EXERCISE OBJECTIVE:
Report the count of lines that carry the string "opening", and add nothing.

[Collected data]

/---

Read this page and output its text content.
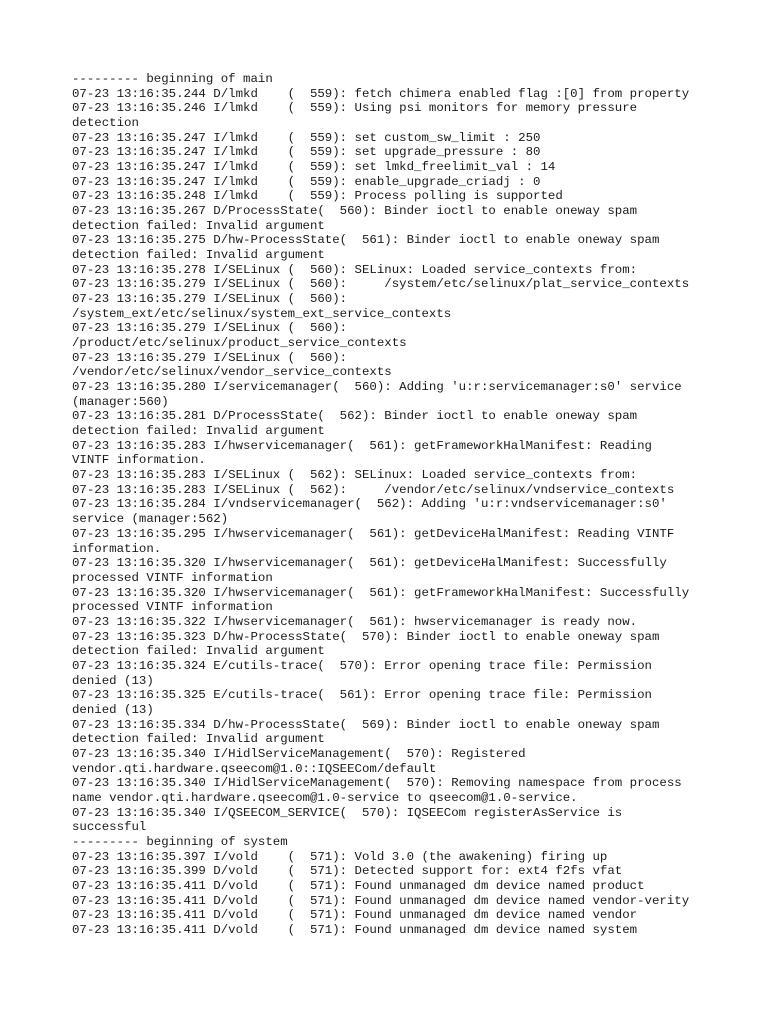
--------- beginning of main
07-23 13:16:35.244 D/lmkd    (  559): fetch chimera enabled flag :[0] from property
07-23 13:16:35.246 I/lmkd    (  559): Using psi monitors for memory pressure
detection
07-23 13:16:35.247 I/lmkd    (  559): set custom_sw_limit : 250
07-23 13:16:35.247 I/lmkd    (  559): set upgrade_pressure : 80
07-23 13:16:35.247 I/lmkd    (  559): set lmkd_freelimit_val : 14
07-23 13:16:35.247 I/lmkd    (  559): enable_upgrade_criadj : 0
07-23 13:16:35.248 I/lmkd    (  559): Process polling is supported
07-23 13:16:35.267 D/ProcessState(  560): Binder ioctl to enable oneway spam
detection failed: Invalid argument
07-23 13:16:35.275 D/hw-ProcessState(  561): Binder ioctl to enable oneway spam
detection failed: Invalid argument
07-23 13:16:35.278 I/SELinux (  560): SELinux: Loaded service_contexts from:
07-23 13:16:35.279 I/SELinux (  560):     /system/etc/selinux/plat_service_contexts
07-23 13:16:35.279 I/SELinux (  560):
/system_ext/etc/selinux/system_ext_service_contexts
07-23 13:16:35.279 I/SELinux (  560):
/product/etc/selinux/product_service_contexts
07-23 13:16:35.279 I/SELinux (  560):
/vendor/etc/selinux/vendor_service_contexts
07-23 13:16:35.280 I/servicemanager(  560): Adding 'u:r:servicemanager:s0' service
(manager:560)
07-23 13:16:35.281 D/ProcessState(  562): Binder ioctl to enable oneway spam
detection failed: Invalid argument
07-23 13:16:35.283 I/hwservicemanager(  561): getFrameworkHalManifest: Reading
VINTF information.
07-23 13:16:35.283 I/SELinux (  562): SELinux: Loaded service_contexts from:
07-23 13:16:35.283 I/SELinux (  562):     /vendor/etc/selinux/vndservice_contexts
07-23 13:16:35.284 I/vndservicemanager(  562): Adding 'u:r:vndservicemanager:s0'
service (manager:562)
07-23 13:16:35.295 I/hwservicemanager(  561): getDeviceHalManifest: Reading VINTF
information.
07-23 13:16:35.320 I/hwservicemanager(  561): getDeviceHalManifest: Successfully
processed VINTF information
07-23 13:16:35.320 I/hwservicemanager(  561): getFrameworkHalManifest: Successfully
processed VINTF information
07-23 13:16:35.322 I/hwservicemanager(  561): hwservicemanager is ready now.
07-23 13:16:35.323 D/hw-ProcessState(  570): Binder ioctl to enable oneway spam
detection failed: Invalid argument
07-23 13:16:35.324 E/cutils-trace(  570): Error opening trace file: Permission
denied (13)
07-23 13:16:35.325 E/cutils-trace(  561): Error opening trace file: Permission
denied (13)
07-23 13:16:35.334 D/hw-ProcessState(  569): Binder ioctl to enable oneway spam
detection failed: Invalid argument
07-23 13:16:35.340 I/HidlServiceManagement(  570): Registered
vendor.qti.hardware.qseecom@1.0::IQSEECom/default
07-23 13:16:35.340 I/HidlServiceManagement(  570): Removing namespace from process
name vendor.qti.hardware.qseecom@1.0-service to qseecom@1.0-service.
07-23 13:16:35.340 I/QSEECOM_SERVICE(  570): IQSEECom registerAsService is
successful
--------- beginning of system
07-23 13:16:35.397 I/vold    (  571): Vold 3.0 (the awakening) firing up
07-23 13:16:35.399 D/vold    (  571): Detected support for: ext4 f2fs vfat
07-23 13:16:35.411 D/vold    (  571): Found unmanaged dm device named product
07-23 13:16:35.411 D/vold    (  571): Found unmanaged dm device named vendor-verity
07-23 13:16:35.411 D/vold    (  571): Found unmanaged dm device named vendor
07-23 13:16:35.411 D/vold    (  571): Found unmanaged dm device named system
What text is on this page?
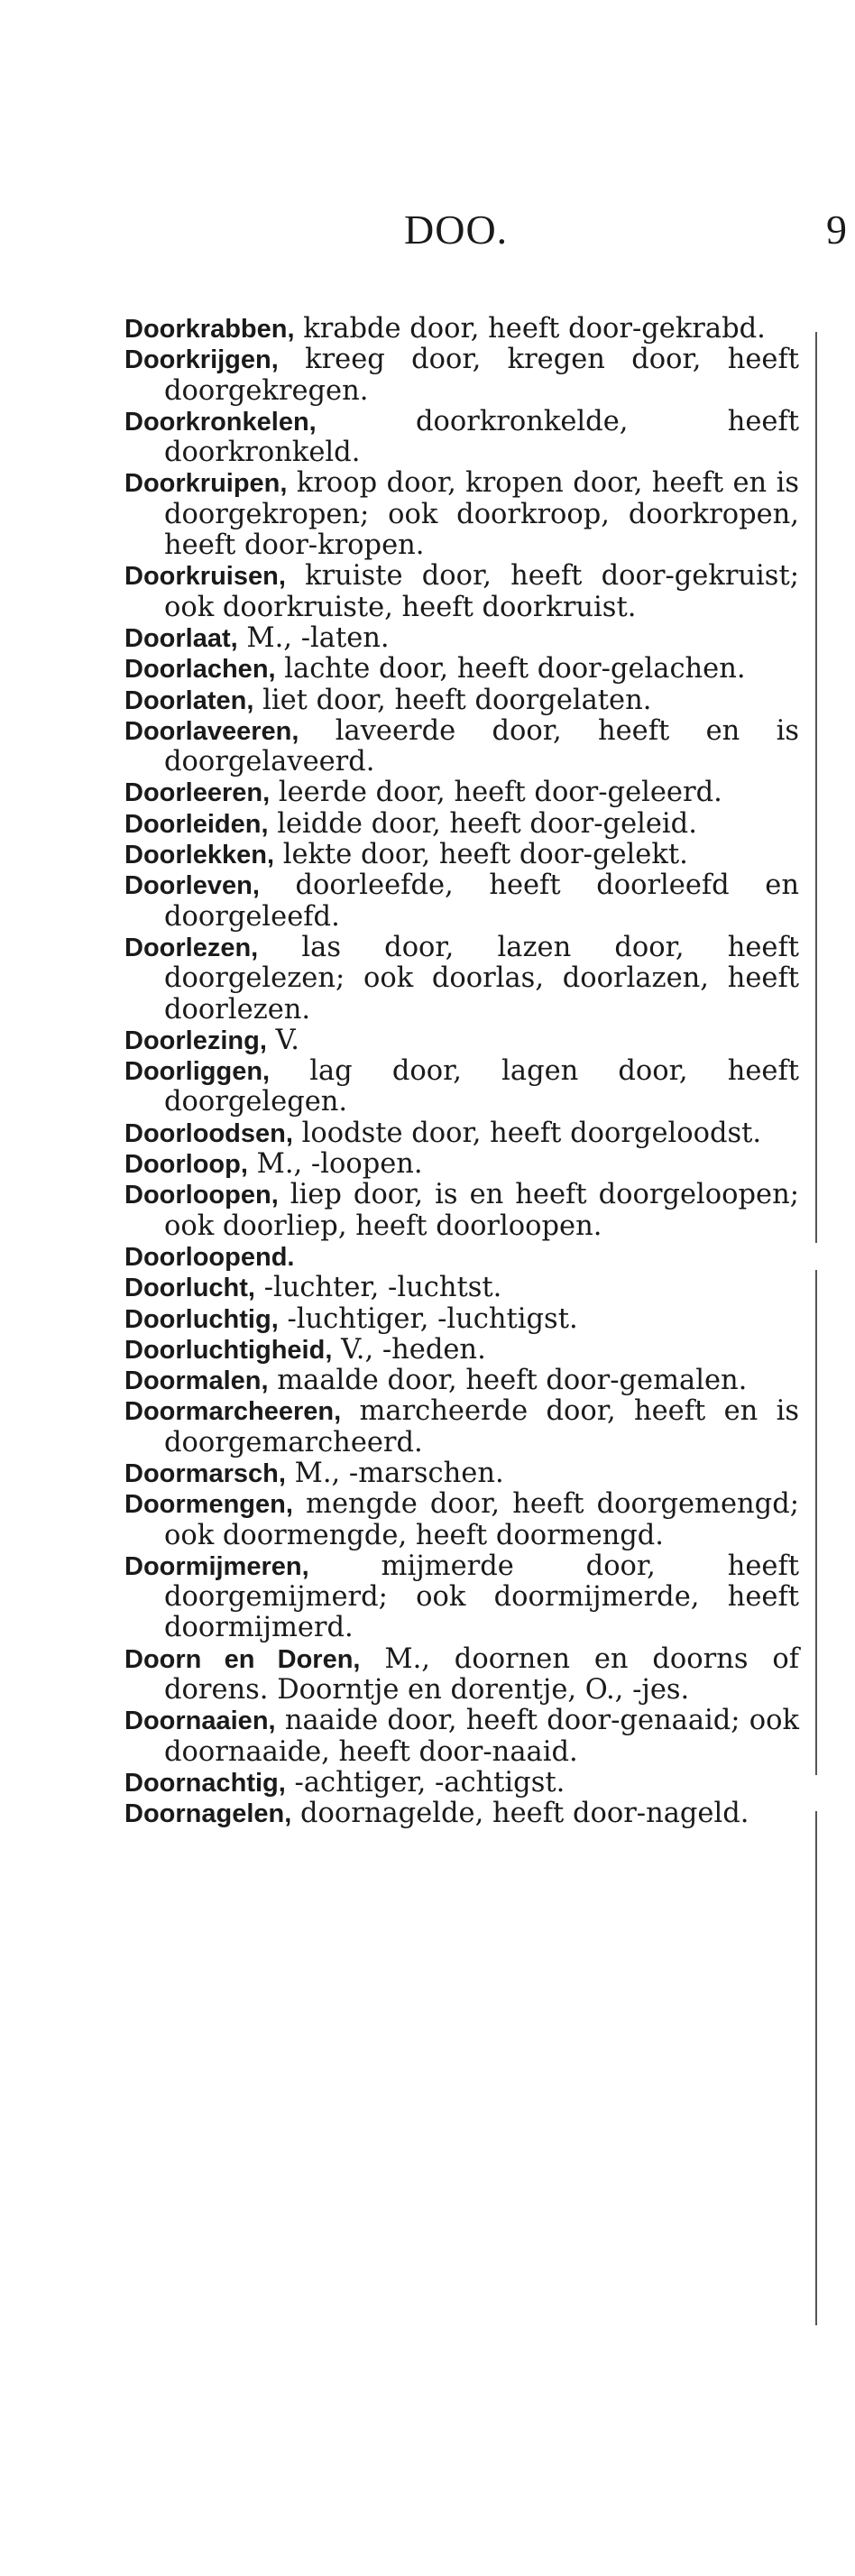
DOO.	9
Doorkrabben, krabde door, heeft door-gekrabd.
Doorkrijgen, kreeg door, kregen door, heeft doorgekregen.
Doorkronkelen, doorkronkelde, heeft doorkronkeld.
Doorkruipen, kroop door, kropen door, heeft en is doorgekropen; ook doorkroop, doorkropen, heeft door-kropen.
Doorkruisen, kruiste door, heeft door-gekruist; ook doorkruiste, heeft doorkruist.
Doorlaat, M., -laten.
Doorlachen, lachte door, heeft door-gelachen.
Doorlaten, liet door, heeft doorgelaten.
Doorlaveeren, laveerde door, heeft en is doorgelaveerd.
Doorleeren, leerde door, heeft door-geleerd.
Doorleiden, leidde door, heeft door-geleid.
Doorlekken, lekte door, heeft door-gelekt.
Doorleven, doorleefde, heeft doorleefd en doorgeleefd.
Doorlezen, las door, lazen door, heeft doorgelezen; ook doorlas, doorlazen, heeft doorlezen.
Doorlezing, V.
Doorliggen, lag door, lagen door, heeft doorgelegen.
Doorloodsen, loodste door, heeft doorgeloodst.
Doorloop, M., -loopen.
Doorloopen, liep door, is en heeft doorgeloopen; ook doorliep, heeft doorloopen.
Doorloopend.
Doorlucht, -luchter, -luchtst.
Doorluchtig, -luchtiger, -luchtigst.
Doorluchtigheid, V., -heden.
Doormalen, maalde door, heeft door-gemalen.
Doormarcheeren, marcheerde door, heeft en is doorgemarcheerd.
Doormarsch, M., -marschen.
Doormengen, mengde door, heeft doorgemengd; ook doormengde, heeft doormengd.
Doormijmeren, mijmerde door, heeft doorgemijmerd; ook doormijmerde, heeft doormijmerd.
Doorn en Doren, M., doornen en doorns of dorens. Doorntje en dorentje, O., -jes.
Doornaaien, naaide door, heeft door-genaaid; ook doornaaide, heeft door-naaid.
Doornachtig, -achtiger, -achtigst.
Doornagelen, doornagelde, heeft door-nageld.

\---
/---

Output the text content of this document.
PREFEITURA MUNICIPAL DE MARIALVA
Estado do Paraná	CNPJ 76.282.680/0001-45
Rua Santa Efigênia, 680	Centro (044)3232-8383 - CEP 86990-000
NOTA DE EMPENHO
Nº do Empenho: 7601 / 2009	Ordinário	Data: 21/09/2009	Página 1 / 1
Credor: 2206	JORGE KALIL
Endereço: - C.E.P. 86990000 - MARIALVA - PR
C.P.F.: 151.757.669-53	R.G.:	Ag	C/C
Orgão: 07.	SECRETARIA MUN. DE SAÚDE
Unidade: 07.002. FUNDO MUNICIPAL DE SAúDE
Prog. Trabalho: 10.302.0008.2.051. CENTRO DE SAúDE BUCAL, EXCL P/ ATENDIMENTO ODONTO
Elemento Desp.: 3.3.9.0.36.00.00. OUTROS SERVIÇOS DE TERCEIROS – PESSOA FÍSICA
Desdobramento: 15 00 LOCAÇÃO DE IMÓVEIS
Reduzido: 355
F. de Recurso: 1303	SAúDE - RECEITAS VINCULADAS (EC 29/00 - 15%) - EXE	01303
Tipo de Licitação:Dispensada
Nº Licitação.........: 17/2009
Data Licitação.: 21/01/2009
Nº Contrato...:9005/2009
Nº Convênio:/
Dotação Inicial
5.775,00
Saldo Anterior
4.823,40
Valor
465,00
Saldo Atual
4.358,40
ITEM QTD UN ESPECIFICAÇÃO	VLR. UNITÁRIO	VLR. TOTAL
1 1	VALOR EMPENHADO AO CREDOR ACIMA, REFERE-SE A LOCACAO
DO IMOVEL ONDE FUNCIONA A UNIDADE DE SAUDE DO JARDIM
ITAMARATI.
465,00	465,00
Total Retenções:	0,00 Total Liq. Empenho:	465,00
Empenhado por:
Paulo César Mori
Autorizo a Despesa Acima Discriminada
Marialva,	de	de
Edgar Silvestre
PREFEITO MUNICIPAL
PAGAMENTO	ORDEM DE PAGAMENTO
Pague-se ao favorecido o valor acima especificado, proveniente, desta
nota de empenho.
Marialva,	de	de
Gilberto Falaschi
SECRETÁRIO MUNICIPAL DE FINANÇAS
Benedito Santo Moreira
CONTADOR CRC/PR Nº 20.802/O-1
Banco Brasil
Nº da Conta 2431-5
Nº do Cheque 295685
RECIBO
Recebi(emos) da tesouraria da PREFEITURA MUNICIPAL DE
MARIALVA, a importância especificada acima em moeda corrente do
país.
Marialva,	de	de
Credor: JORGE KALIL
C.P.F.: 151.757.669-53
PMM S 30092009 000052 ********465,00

\---

FINAL ANSWER:
2